Transcribe sin cambios el pasaje del texto sobre la Revolución francesa que empieza en "Desde fines del" y termina en "una visión alternativa.".

- **Fragmento del documento**:
***

Desde fines del siglo XX y especialmente desde los comienzos del actual, la investigación histórica ha aportado nuevos elementos que confirman las intuiciones y reflexiones de Hugo y se contraponen a la ofensiva revisionista (que encabezó el finado Furet) para negar el carácter social de la revolución sin ofrecer a cambio una visión alternativa.

Vale echar un vistazo al terrible año 1793. La retórica de los girondinos en la Convención era cada vez más inoperante. Francia estaba al borde del colapso y la desintegración. Ante el ataque militar de los ejércitos realistas extranjeros desde el Este, el Noreste, el Sureste y el Suroeste, la mayoría de los diputados de la “Llanura” empezaron a apoyar las medidas de emergencia propuestas por los jacobinos. En marzo del 93 se dispuso la leva masiva para incorporar 300.000 reclutas con el fin de enfrentar a las fuerzas extranjeras y realistas que penetraban por todos lados. El reclutamiento forzoso funcionó bien en las zonas fronterizas y en París, pero en el Oeste produjo una insurrección armada que tomó el nombre de la región más característica: la Vendée, y de este modo la república se vio atacada por todos lados.

Esta guerra civil causó tantas bajas como las que se produjeron en las guerras que ese año enfrentaron a la República con los ejércitos invasores. Se estima que las bajas ascendieron a 400.000 personas, más o menos la mitad en cada uno de los bandos. A pesar de que hubo numerosos levantamientos y motines monárquicos y los llamados “federalistas” en casi todas las grandes ciudades del sur de Francia, la guerra civil fue la más sangrienta y la que demandó los mayores recursos militares a la república.

***

- **Datos almacenados**:

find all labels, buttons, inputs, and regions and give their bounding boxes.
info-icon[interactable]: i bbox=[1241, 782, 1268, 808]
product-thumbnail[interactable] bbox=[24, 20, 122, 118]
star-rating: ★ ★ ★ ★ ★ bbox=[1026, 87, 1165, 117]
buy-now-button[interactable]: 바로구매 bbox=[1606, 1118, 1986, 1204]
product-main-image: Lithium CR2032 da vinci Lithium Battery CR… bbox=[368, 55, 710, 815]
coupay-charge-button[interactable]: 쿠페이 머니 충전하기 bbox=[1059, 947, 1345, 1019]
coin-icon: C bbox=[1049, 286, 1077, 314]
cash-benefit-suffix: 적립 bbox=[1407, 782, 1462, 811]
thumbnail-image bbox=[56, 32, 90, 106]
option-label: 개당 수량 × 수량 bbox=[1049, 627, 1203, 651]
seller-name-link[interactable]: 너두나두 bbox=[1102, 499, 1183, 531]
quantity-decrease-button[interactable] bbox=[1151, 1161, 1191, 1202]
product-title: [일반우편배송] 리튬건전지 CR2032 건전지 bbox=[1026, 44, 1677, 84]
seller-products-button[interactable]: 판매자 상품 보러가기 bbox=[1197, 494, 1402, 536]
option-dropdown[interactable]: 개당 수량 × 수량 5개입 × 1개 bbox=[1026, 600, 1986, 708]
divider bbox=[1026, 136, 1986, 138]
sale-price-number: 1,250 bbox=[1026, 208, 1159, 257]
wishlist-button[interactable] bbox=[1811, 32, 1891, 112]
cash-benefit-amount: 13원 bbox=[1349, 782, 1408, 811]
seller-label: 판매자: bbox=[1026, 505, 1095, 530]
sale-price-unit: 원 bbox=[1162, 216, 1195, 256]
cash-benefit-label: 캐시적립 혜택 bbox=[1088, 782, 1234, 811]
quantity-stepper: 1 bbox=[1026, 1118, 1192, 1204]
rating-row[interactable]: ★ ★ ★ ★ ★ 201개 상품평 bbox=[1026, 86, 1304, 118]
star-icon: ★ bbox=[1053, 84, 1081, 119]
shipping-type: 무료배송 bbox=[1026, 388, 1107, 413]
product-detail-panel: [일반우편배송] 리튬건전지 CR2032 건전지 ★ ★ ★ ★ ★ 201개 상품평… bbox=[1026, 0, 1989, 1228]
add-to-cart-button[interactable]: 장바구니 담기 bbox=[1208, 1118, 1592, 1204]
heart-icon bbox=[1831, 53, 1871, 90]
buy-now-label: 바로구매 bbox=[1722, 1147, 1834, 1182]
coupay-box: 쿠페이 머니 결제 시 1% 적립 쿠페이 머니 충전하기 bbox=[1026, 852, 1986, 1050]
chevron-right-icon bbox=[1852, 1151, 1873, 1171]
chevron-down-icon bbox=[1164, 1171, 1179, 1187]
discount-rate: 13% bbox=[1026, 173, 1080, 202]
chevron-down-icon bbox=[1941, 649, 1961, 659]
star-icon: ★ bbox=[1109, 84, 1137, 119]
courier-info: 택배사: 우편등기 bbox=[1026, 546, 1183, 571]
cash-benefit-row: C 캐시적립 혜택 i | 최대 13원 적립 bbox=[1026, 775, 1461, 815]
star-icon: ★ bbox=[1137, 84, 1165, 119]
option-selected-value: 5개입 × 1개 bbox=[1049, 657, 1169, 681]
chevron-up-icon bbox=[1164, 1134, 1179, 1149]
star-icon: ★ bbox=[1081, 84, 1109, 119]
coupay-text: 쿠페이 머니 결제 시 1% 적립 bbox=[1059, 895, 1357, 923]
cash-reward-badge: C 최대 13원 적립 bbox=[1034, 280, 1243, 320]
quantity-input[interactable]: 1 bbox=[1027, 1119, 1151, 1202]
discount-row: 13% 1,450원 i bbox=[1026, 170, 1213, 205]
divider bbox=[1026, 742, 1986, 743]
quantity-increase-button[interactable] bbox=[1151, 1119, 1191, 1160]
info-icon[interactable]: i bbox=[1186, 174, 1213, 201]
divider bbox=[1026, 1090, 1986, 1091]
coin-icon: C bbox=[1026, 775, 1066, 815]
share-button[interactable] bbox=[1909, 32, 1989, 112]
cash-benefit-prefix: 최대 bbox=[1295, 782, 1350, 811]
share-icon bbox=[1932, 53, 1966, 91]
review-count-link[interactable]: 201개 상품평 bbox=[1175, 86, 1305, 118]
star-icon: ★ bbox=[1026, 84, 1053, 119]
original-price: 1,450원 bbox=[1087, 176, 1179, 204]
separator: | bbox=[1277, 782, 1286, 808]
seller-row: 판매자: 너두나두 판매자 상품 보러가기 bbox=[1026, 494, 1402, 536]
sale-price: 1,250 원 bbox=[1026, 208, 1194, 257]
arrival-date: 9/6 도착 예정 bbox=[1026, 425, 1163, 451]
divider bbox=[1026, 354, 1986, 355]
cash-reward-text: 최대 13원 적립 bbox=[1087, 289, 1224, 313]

***

- **Respuesta**:
Desde fines del siglo XX y especialmente desde los comienzos del actual, la investigación histórica ha aportado nuevos elementos que confirman las intuiciones y reflexiones de Hugo y se contraponen a la ofensiva revisionista (que encabezó el finado Furet) para negar el carácter social de la revolución sin ofrecer a cambio una visión alternativa.